> _Stored records_
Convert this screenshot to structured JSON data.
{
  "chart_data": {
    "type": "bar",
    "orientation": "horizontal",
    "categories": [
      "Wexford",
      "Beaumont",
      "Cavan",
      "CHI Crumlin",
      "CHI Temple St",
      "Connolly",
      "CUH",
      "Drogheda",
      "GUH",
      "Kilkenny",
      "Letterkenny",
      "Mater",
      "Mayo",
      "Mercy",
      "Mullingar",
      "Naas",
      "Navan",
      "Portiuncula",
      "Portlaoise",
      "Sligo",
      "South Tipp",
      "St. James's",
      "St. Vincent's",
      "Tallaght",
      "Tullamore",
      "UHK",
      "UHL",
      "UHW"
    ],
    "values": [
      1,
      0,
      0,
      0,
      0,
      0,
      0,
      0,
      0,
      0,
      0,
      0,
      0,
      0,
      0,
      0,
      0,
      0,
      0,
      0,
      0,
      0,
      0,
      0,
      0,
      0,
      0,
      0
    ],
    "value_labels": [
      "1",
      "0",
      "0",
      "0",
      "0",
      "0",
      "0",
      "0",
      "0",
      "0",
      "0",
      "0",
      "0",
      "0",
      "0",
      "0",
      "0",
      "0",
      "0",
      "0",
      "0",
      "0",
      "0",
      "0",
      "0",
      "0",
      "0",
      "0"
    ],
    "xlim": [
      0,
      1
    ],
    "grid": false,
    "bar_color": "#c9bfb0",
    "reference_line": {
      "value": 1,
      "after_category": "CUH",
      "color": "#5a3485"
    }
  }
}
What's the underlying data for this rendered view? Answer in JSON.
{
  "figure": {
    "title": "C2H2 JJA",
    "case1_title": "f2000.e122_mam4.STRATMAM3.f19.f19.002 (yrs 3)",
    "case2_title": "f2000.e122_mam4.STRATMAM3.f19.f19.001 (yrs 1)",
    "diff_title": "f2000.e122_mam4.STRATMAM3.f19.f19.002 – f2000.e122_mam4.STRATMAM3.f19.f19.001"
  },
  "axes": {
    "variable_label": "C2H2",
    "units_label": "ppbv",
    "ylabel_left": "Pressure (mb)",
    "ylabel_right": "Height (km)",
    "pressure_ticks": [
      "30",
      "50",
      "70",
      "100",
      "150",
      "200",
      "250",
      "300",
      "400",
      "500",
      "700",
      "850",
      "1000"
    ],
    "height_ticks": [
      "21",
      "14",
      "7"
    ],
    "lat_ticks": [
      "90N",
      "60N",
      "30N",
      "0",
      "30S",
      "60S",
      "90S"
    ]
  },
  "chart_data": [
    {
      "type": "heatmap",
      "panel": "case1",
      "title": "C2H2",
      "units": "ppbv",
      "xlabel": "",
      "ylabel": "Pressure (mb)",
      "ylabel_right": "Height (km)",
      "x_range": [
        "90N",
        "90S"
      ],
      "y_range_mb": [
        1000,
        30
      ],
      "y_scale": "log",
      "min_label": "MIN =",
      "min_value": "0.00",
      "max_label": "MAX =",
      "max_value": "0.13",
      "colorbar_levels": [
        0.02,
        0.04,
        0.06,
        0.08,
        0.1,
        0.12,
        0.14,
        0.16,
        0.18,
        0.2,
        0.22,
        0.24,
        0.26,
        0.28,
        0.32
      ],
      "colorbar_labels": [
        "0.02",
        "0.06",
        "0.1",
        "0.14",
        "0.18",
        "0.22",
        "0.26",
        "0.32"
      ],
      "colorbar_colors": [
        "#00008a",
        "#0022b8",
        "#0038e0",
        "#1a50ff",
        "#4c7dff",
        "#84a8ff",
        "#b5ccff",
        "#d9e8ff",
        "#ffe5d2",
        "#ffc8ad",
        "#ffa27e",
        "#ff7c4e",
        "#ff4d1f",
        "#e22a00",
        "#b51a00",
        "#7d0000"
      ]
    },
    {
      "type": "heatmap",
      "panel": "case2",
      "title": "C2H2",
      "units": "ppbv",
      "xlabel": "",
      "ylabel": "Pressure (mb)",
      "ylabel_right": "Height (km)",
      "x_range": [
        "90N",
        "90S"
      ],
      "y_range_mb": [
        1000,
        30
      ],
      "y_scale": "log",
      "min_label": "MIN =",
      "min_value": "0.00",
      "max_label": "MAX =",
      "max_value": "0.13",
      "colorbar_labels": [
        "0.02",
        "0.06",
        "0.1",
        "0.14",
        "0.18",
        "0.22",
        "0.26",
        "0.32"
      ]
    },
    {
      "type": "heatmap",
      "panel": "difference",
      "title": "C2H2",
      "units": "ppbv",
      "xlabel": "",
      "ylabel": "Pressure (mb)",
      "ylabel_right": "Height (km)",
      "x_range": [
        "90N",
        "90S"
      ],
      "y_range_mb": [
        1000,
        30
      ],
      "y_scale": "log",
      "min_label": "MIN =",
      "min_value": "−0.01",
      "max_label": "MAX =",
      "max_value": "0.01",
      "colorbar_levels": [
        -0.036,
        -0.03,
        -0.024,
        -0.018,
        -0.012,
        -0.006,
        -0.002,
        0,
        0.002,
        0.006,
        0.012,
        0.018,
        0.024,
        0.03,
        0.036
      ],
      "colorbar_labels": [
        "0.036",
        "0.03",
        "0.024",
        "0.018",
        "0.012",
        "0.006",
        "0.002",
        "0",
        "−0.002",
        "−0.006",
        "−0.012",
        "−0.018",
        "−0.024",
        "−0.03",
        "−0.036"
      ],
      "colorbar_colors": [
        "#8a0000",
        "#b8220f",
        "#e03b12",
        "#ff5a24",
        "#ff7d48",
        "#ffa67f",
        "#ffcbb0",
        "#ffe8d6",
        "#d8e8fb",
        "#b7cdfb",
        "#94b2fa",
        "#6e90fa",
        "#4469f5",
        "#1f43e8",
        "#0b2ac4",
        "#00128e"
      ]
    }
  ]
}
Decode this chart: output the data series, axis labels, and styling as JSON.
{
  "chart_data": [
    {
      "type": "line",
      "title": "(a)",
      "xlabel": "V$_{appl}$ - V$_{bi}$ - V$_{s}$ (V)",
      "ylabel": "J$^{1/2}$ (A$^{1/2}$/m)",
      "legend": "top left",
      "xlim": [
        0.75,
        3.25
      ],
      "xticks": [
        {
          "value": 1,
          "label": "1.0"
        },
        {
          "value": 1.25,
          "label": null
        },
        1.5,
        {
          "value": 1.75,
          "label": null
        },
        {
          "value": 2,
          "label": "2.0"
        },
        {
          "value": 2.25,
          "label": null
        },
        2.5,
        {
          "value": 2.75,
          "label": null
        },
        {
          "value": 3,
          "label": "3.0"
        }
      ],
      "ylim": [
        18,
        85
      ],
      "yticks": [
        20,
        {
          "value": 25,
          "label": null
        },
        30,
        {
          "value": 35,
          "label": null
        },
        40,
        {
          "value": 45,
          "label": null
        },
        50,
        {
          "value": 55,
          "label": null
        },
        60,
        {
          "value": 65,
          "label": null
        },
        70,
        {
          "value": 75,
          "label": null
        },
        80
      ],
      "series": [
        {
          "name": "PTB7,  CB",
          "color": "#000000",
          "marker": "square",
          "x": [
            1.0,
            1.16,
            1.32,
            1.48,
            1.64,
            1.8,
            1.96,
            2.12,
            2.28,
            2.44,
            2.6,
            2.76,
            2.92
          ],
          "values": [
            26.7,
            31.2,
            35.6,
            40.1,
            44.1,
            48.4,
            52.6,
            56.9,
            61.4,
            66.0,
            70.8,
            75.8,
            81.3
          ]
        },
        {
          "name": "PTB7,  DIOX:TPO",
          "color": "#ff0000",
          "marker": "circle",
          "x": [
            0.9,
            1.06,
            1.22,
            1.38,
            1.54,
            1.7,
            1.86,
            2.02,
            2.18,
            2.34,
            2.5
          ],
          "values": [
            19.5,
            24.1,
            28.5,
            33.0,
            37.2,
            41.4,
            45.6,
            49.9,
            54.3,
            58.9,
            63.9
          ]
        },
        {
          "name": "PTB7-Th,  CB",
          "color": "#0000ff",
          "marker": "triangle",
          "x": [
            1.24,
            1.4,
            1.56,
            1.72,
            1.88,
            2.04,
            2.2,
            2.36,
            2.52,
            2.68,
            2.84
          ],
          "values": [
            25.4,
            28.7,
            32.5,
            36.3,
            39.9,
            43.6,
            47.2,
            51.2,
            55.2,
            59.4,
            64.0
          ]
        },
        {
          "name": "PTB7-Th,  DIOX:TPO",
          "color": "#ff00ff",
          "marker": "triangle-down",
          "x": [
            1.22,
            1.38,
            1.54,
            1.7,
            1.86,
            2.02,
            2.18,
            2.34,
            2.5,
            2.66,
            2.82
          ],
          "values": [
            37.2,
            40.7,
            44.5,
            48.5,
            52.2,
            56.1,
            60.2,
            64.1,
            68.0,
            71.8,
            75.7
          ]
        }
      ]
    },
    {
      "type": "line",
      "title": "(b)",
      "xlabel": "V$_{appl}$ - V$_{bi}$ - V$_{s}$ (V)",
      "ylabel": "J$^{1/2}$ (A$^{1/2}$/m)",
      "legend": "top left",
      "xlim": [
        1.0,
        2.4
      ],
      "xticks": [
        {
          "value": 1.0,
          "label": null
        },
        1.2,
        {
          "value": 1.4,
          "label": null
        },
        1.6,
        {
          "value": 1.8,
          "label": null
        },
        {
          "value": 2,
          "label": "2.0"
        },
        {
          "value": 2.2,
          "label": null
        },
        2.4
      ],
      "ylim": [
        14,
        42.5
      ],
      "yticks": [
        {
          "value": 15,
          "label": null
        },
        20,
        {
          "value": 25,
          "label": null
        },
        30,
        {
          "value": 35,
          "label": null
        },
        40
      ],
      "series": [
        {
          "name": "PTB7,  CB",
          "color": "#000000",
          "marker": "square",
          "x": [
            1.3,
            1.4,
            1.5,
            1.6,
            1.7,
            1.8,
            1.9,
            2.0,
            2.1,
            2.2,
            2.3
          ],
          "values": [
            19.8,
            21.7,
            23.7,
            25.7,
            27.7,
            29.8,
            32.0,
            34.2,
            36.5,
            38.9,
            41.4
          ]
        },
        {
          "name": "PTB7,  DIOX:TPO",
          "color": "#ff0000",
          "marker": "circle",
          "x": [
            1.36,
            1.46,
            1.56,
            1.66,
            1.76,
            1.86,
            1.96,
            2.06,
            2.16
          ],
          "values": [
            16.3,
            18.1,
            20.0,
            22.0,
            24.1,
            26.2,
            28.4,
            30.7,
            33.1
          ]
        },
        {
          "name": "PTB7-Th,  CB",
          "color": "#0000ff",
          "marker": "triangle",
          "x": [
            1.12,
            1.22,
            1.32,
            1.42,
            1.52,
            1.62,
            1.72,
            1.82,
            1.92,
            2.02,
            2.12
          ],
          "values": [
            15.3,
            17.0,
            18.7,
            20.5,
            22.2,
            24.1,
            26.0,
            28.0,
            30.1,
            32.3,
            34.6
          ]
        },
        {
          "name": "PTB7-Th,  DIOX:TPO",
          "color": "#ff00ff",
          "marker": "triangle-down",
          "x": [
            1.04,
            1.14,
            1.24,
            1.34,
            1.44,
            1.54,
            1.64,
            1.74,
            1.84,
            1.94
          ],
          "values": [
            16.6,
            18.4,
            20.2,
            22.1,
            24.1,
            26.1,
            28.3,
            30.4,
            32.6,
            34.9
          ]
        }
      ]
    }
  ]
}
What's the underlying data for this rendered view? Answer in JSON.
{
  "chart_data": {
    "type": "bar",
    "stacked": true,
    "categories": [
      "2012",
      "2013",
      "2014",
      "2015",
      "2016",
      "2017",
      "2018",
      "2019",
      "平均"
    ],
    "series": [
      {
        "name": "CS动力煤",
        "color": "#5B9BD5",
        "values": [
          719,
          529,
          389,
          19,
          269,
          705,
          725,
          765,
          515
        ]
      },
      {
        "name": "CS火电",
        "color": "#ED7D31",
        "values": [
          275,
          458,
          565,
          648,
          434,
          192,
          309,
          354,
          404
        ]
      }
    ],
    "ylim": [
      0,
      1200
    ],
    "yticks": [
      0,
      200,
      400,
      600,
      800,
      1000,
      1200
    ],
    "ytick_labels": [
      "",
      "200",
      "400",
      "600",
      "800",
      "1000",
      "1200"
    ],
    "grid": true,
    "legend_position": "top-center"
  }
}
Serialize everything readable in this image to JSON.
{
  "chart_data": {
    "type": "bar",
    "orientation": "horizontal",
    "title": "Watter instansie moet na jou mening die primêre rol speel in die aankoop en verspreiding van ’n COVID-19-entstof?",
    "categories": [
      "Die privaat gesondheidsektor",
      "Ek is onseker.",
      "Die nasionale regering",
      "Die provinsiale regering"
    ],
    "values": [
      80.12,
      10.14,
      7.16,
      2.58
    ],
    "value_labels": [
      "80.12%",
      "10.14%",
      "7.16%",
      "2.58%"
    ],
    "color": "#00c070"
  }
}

> _What you need to do_
Would you quote, exactly and only, the lines from the one containing "Serialize everything readable" to the end of the entries?

> _Solution to this problem_
Serialize everything readable in this image to JSON.
{
  "chart_data": {
    "type": "bar",
    "orientation": "horizontal",
    "title": "Watter instansie moet na jou mening die primêre rol speel in die aankoop en verspreiding van ’n COVID-19-entstof?",
    "categories": [
      "Die privaat gesondheidsektor",
      "Ek is onseker.",
      "Die nasionale regering",
      "Die provinsiale regering"
    ],
    "values": [
      80.12,
      10.14,
      7.16,
      2.58
    ],
    "value_labels": [
      "80.12%",
      "10.14%",
      "7.16%",
      "2.58%"
    ],
    "color": "#00c070"
  }
}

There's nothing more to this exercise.